--- Begin ---
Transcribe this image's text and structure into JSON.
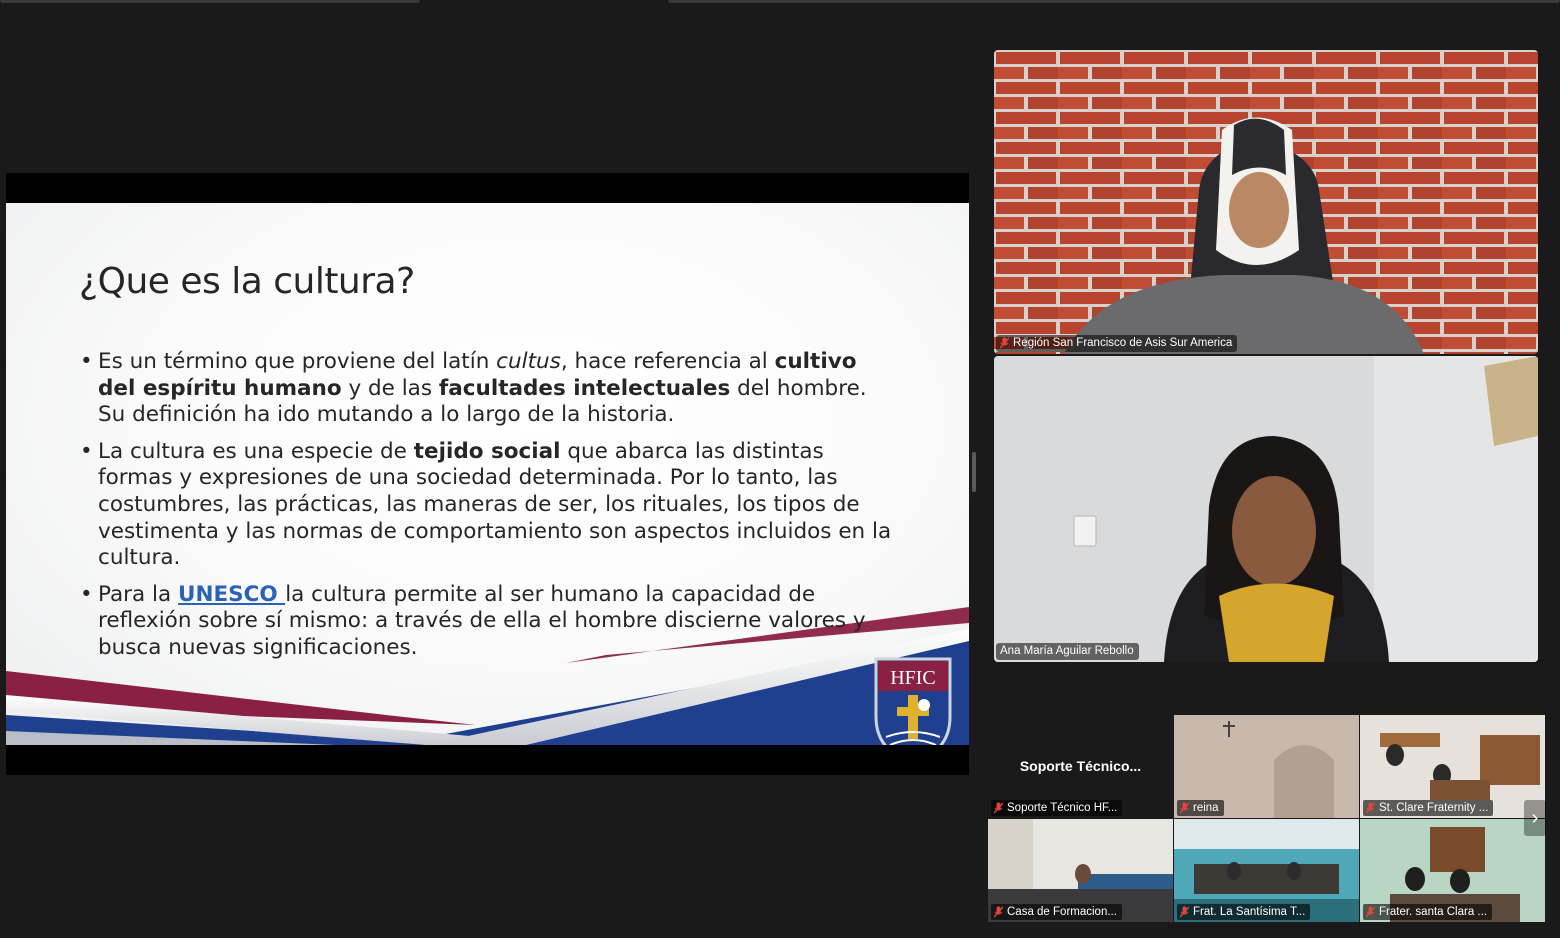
{
  "slide": {
    "title": "¿Que es la cultura?",
    "bullet1": {
      "t1": "Es un término que proviene del latín ",
      "t2": "cultus",
      "t3": ", hace referencia al ",
      "t4": "cultivo del espíritu humano",
      "t5": " y de las ",
      "t6": "facultades intelectuales",
      "t7": " del hombre. Su definición ha ido mutando a lo largo de la historia."
    },
    "bullet2": {
      "t1": "La cultura es una especie de ",
      "t2": "tejido social",
      "t3": " que abarca las distintas formas y expresiones de una sociedad determinada. Por lo tanto, las costumbres, las prácticas, las maneras de ser, los rituales, los tipos de vestimenta y las normas de comportamiento son aspectos incluidos en la cultura."
    },
    "bullet3": {
      "t1": "Para la ",
      "link": "UNESCO ",
      "t2": " la cultura permite al ser humano la capacidad de reflexión sobre sí mismo: a través de ella el hombre discierne valores y busca nuevas significaciones."
    },
    "logo_text": "HFIC",
    "colors": {
      "maroon": "#8a2044",
      "navy": "#1f3f8f",
      "link": "#2b62b8"
    }
  },
  "participants": {
    "main": [
      {
        "name": "Región San Francisco de Asis Sur America",
        "mic": "muted"
      },
      {
        "name": "Ana María Aguilar Rebollo",
        "speaking": true
      }
    ],
    "gallery": [
      {
        "name": "Soporte Técnico HF...",
        "center_text": "Soporte  Técnico...",
        "mic": "muted"
      },
      {
        "name": "reina",
        "mic": "muted"
      },
      {
        "name": "St. Clare Fraternity ...",
        "mic": "muted"
      },
      {
        "name": "Casa de Formacion...",
        "mic": "muted"
      },
      {
        "name": "Frat. La Santísima T...",
        "mic": "muted"
      },
      {
        "name": "Frater. santa Clara ...",
        "mic": "muted"
      }
    ]
  },
  "controls": {
    "next_icon": "chevron-right-icon",
    "next_glyph": "›"
  },
  "theme": {
    "speaking_border": "#2ed35f",
    "background": "#1a1a1a"
  }
}
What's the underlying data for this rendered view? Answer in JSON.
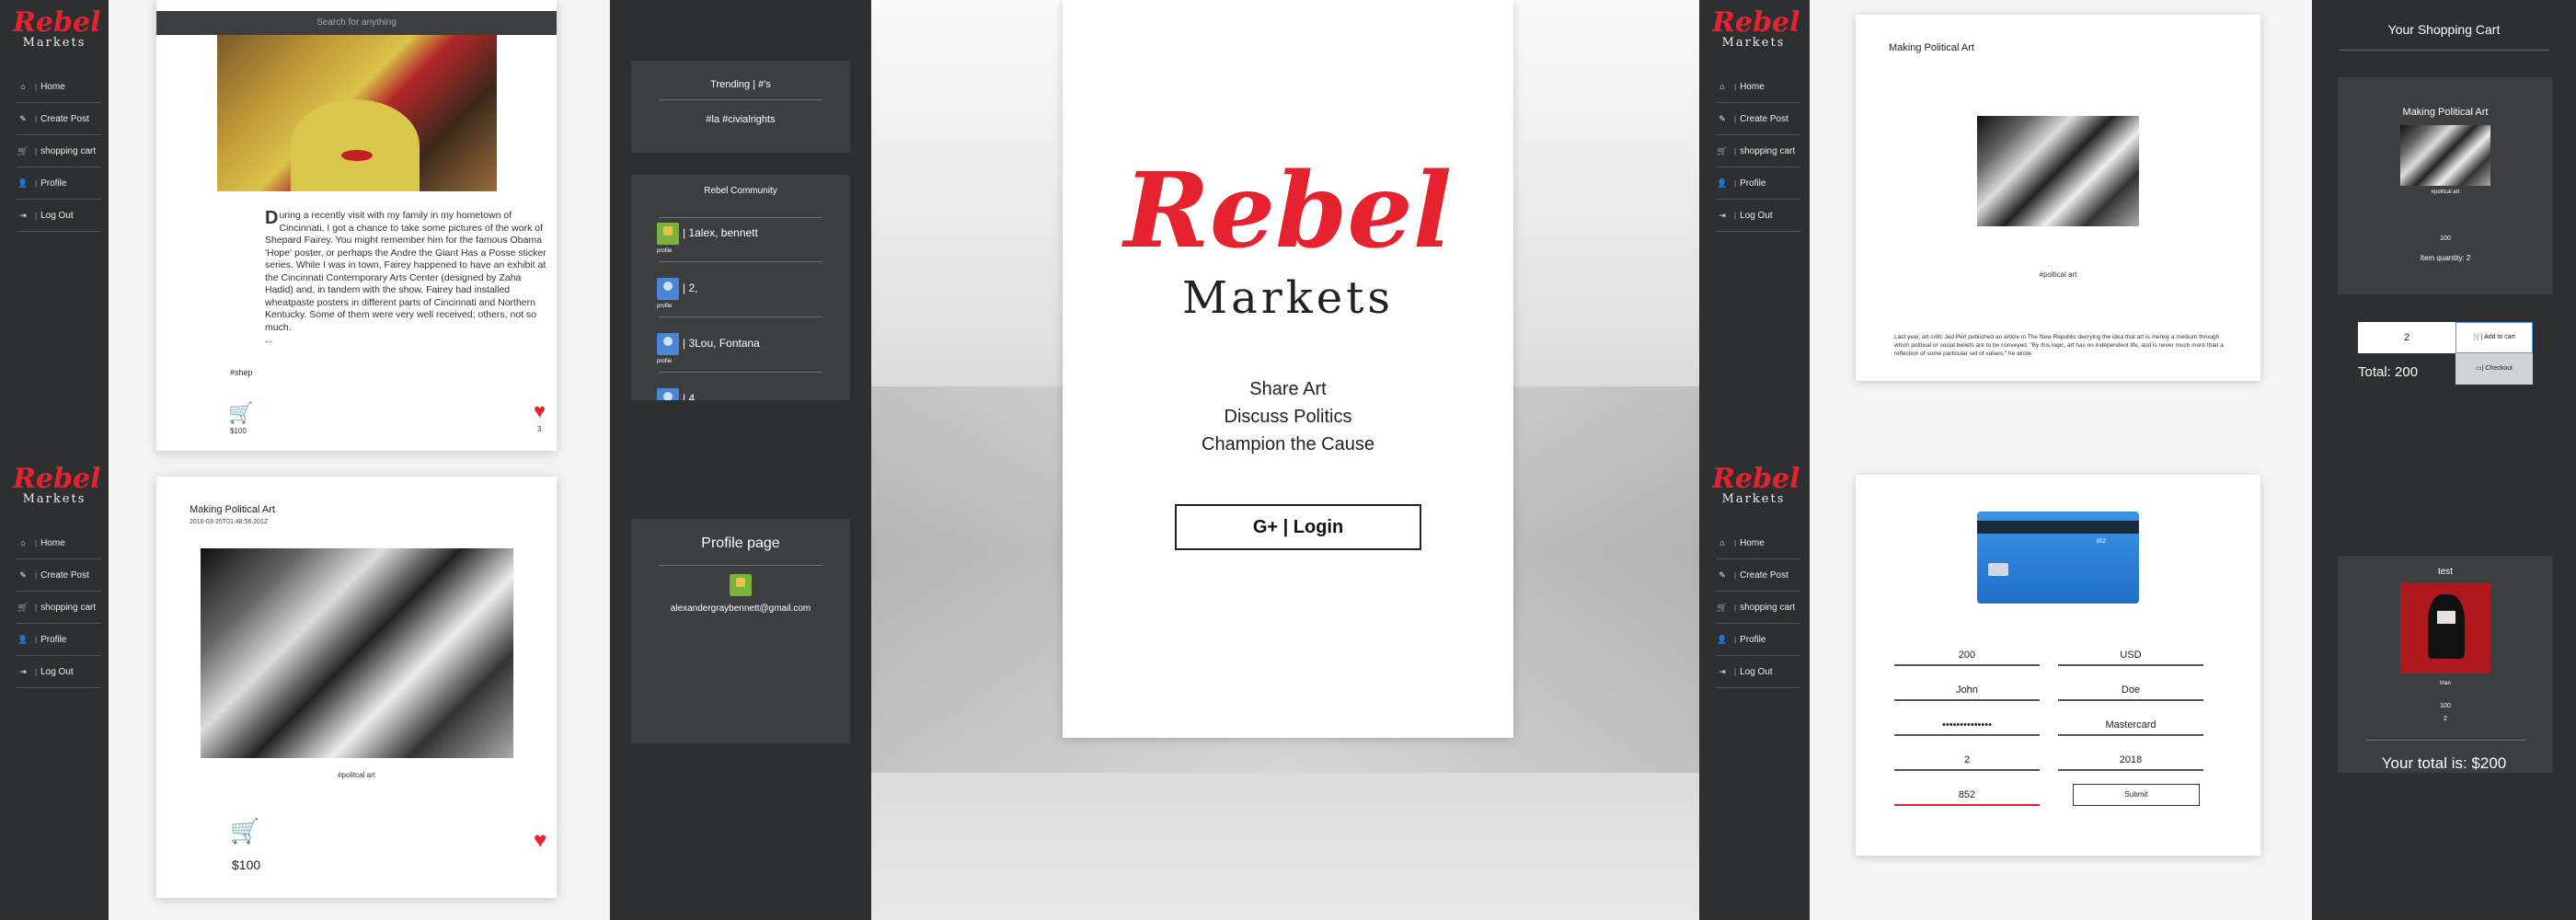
{
  "brand": {
    "rebel": "Rebel",
    "markets": "Markets",
    "accent": "#e4232f"
  },
  "nav": [
    {
      "icon": "home-icon",
      "glyph": "⌂",
      "label": "Home"
    },
    {
      "icon": "edit-icon",
      "glyph": "✎",
      "label": "Create Post"
    },
    {
      "icon": "cart-icon",
      "glyph": "🛒",
      "label": "shopping cart"
    },
    {
      "icon": "user-icon",
      "glyph": "👤",
      "label": "Profile"
    },
    {
      "icon": "logout-icon",
      "glyph": "⇥",
      "label": "Log Out"
    }
  ],
  "feed": {
    "search_placeholder": "Search for anything",
    "post1": {
      "drop_cap": "D",
      "body": "uring a recently visit with my family in my hometown of Cincinnati, I got a chance to take some pictures of the work of Shepard Fairey. You might remember him for the famous Obama 'Hope' poster, or perhaps the Andre the Giant Has a Posse sticker series. While I was in town, Fairey happened to have an exhibit at the Cincinnati Contemporary Arts Center (designed by Zaha Hadid) and, in tandem with the show, Fairey had installed wheatpaste posters in different parts of Cincinnati and Northern Kentucky. Some of them were very well received; others, not so much.",
      "ellipsis": "...",
      "tag": "#shep",
      "price": "$100",
      "likes": "3"
    },
    "post2": {
      "title": "Making Political Art",
      "date": "2016-03-25T01:48:56.201Z",
      "tag": "#politcal art",
      "price": "$100"
    }
  },
  "trending": {
    "header": "Trending | #'s",
    "tags": "#la #civialrights"
  },
  "community": {
    "header": "Rebel Community",
    "members": [
      {
        "name": "| 1alex, bennett",
        "sub": "profile"
      },
      {
        "name": "| 2,",
        "sub": "profile"
      },
      {
        "name": "| 3Lou, Fontana",
        "sub": "profile"
      },
      {
        "name": "| 4,",
        "sub": ""
      }
    ]
  },
  "profile_page": {
    "title": "Profile page",
    "email": "alexandergraybennett@gmail.com"
  },
  "login": {
    "rebel": "Rebel",
    "markets": "Markets",
    "taglines": [
      "Share Art",
      "Discuss Politics",
      "Champion the Cause"
    ],
    "button": "G+  |  Login"
  },
  "detail": {
    "title": "Making Political Art",
    "tag": "#poltical art",
    "body": "Last year, art critic Jed Perl published an article in The New Republic decrying the idea that art is merely a medium through which political or social beliefs are to be conveyed. \"By this logic, art has no independent life, and is never much more than a reflection of some particular set of values,\" he wrote."
  },
  "payment": {
    "fields": [
      "200",
      "USD",
      "John",
      "Doe",
      "••••••••••••••",
      "Mastercard",
      "2",
      "2018",
      "852"
    ],
    "submit": "Submit",
    "cvv": "852"
  },
  "cart": {
    "title": "Your Shopping Cart",
    "item_title": "Making Political Art",
    "item_tag": "#politcal art",
    "item_price": "100",
    "item_qty": "Item quantity: 2",
    "qty_value": "2",
    "add_btn": "| Add to cart",
    "checkout_btn": "| Checkout",
    "total": "Total: 200",
    "item2_title": "test",
    "item2_tag": "trian",
    "item2_price": "100",
    "item2_qty": "2",
    "grand_total": "Your total is: $200"
  }
}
--- End ---
THE PROBLEM: Look through the records above and report how many lines hold the word "hombre", giving only the number.

FULL ANSWER: 2